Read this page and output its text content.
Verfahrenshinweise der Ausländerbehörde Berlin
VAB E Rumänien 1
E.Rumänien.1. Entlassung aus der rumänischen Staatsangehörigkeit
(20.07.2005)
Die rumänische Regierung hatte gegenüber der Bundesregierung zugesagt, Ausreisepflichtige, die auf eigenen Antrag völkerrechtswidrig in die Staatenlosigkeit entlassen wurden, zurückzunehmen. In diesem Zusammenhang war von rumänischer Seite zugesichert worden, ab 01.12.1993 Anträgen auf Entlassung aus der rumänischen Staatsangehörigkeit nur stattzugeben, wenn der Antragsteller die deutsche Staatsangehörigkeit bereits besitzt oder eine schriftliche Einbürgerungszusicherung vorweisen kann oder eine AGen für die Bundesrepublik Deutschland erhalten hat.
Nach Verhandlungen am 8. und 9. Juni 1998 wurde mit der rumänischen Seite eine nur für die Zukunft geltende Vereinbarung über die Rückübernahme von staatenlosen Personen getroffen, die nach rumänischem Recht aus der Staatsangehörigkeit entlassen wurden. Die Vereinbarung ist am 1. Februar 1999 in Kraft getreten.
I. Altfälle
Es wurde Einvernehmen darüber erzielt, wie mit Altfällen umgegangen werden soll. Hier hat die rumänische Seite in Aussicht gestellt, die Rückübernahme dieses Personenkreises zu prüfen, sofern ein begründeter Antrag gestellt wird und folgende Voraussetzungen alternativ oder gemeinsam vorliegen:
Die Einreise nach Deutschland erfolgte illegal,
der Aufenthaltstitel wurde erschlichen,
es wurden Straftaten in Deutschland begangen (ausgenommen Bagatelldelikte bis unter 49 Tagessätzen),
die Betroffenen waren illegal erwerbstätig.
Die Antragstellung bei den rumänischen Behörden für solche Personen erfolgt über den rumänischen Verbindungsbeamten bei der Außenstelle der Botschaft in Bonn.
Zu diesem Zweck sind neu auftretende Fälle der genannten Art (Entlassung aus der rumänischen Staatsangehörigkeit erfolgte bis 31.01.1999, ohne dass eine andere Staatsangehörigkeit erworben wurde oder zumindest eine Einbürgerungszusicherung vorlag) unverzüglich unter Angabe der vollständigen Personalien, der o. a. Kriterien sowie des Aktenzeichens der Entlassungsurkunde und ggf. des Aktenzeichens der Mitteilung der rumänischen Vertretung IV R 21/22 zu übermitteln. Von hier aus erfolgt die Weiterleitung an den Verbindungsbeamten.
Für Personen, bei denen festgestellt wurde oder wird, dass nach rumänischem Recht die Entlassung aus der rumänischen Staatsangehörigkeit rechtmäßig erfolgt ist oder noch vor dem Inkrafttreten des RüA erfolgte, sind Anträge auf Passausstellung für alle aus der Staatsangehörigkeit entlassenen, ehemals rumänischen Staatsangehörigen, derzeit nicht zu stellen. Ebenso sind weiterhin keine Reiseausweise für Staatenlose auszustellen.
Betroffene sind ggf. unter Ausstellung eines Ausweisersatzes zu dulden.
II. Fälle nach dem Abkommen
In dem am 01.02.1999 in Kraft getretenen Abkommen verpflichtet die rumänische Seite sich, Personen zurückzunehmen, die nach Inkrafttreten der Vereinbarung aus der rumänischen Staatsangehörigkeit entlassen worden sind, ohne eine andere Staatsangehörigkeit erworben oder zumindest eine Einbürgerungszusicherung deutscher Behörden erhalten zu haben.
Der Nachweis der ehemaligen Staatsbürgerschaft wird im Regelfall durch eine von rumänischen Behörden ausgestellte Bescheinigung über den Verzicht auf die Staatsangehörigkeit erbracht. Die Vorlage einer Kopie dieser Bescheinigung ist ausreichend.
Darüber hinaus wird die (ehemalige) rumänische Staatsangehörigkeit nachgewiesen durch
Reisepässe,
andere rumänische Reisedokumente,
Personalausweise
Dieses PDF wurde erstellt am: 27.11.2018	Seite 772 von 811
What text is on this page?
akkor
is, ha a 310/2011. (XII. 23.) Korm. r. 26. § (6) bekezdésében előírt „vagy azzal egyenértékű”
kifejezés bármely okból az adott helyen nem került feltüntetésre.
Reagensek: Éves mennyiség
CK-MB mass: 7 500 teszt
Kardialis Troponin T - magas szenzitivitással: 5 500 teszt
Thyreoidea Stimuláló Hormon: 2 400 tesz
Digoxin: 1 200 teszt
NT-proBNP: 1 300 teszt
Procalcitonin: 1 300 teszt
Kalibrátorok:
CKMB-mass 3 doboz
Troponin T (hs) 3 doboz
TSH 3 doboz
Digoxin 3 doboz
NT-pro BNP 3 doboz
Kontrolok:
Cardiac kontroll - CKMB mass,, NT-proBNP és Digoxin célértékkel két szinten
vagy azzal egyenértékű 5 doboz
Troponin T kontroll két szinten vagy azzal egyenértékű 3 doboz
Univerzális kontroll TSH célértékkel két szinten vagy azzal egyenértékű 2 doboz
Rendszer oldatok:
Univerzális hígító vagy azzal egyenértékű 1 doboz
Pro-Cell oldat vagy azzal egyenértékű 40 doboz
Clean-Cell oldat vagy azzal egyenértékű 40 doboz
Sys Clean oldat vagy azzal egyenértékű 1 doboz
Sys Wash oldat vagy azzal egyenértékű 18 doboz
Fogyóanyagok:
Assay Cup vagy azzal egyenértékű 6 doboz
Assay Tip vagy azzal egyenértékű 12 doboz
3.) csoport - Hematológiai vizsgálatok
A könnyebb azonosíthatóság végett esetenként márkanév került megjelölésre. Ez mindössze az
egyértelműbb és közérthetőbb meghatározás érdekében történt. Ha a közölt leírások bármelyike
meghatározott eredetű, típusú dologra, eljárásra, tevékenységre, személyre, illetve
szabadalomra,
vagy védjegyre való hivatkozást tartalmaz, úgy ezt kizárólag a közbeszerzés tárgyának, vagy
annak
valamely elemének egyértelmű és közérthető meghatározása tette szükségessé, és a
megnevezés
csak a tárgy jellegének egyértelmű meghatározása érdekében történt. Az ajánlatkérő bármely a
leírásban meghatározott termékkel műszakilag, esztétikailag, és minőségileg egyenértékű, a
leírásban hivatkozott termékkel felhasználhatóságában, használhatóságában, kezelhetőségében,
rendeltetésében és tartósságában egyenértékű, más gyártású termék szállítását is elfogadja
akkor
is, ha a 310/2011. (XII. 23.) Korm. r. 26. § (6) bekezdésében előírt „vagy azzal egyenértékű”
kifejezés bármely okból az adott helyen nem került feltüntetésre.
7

* * * *

**Exercise instructions:** The records shown above are to be retyped exactly, with none omitted.

**Written response:**
Read this page and output its text content.
Verfahrenshinweise der Ausländerbehörde Berlin
VAB E Rumänien 1
E.Rumänien.1. Entlassung aus der rumänischen Staatsangehörigkeit
(20.07.2005)
Die rumänische Regierung hatte gegenüber der Bundesregierung zugesagt, Ausreisepflichtige, die auf eigenen Antrag völkerrechtswidrig in die Staatenlosigkeit entlassen wurden, zurückzunehmen. In diesem Zusammenhang war von rumänischer Seite zugesichert worden, ab 01.12.1993 Anträgen auf Entlassung aus der rumänischen Staatsangehörigkeit nur stattzugeben, wenn der Antragsteller die deutsche Staatsangehörigkeit bereits besitzt oder eine schriftliche Einbürgerungszusicherung vorweisen kann oder eine AGen für die Bundesrepublik Deutschland erhalten hat.
Nach Verhandlungen am 8. und 9. Juni 1998 wurde mit der rumänischen Seite eine nur für die Zukunft geltende Vereinbarung über die Rückübernahme von staatenlosen Personen getroffen, die nach rumänischem Recht aus der Staatsangehörigkeit entlassen wurden. Die Vereinbarung ist am 1. Februar 1999 in Kraft getreten.
I. Altfälle
Es wurde Einvernehmen darüber erzielt, wie mit Altfällen umgegangen werden soll. Hier hat die rumänische Seite in Aussicht gestellt, die Rückübernahme dieses Personenkreises zu prüfen, sofern ein begründeter Antrag gestellt wird und folgende Voraussetzungen alternativ oder gemeinsam vorliegen:
Die Einreise nach Deutschland erfolgte illegal,
der Aufenthaltstitel wurde erschlichen,
es wurden Straftaten in Deutschland begangen (ausgenommen Bagatelldelikte bis unter 49 Tagessätzen),
die Betroffenen waren illegal erwerbstätig.
Die Antragstellung bei den rumänischen Behörden für solche Personen erfolgt über den rumänischen Verbindungsbeamten bei der Außenstelle der Botschaft in Bonn.
Zu diesem Zweck sind neu auftretende Fälle der genannten Art (Entlassung aus der rumänischen Staatsangehörigkeit erfolgte bis 31.01.1999, ohne dass eine andere Staatsangehörigkeit erworben wurde oder zumindest eine Einbürgerungszusicherung vorlag) unverzüglich unter Angabe der vollständigen Personalien, der o. a. Kriterien sowie des Aktenzeichens der Entlassungsurkunde und ggf. des Aktenzeichens der Mitteilung der rumänischen Vertretung IV R 21/22 zu übermitteln. Von hier aus erfolgt die Weiterleitung an den Verbindungsbeamten.
Für Personen, bei denen festgestellt wurde oder wird, dass nach rumänischem Recht die Entlassung aus der rumänischen Staatsangehörigkeit rechtmäßig erfolgt ist oder noch vor dem Inkrafttreten des RüA erfolgte, sind Anträge auf Passausstellung für alle aus der Staatsangehörigkeit entlassenen, ehemals rumänischen Staatsangehörigen, derzeit nicht zu stellen. Ebenso sind weiterhin keine Reiseausweise für Staatenlose auszustellen.
Betroffene sind ggf. unter Ausstellung eines Ausweisersatzes zu dulden.
II. Fälle nach dem Abkommen
In dem am 01.02.1999 in Kraft getretenen Abkommen verpflichtet die rumänische Seite sich, Personen zurückzunehmen, die nach Inkrafttreten der Vereinbarung aus der rumänischen Staatsangehörigkeit entlassen worden sind, ohne eine andere Staatsangehörigkeit erworben oder zumindest eine Einbürgerungszusicherung deutscher Behörden erhalten zu haben.
Der Nachweis der ehemaligen Staatsbürgerschaft wird im Regelfall durch eine von rumänischen Behörden ausgestellte Bescheinigung über den Verzicht auf die Staatsangehörigkeit erbracht. Die Vorlage einer Kopie dieser Bescheinigung ist ausreichend.
Darüber hinaus wird die (ehemalige) rumänische Staatsangehörigkeit nachgewiesen durch
Reisepässe,
andere rumänische Reisedokumente,
Personalausweise
Dieses PDF wurde erstellt am: 27.11.2018	Seite 772 von 811
What text is on this page?
akkor
is, ha a 310/2011. (XII. 23.) Korm. r. 26. § (6) bekezdésében előírt „vagy azzal egyenértékű”
kifejezés bármely okból az adott helyen nem került feltüntetésre.
Reagensek: Éves mennyiség
CK-MB mass: 7 500 teszt
Kardialis Troponin T - magas szenzitivitással: 5 500 teszt
Thyreoidea Stimuláló Hormon: 2 400 tesz
Digoxin: 1 200 teszt
NT-proBNP: 1 300 teszt
Procalcitonin: 1 300 teszt
Kalibrátorok:
CKMB-mass 3 doboz
Troponin T (hs) 3 doboz
TSH 3 doboz
Digoxin 3 doboz
NT-pro BNP 3 doboz
Kontrolok:
Cardiac kontroll - CKMB mass,, NT-proBNP és Digoxin célértékkel két szinten
vagy azzal egyenértékű 5 doboz
Troponin T kontroll két szinten vagy azzal egyenértékű 3 doboz
Univerzális kontroll TSH célértékkel két szinten vagy azzal egyenértékű 2 doboz
Rendszer oldatok:
Univerzális hígító vagy azzal egyenértékű 1 doboz
Pro-Cell oldat vagy azzal egyenértékű 40 doboz
Clean-Cell oldat vagy azzal egyenértékű 40 doboz
Sys Clean oldat vagy azzal egyenértékű 1 doboz
Sys Wash oldat vagy azzal egyenértékű 18 doboz
Fogyóanyagok:
Assay Cup vagy azzal egyenértékű 6 doboz
Assay Tip vagy azzal egyenértékű 12 doboz
3.) csoport - Hematológiai vizsgálatok
A könnyebb azonosíthatóság végett esetenként márkanév került megjelölésre. Ez mindössze az
egyértelműbb és közérthetőbb meghatározás érdekében történt. Ha a közölt leírások bármelyike
meghatározott eredetű, típusú dologra, eljárásra, tevékenységre, személyre, illetve
szabadalomra,
vagy védjegyre való hivatkozást tartalmaz, úgy ezt kizárólag a közbeszerzés tárgyának, vagy
annak
valamely elemének egyértelmű és közérthető meghatározása tette szükségessé, és a
megnevezés
csak a tárgy jellegének egyértelmű meghatározása érdekében történt. Az ajánlatkérő bármely a
leírásban meghatározott termékkel műszakilag, esztétikailag, és minőségileg egyenértékű, a
leírásban hivatkozott termékkel felhasználhatóságában, használhatóságában, kezelhetőségében,
rendeltetésében és tartósságában egyenértékű, más gyártású termék szállítását is elfogadja
akkor
is, ha a 310/2011. (XII. 23.) Korm. r. 26. § (6) bekezdésében előírt „vagy azzal egyenértékű”
kifejezés bármely okból az adott helyen nem került feltüntetésre.
7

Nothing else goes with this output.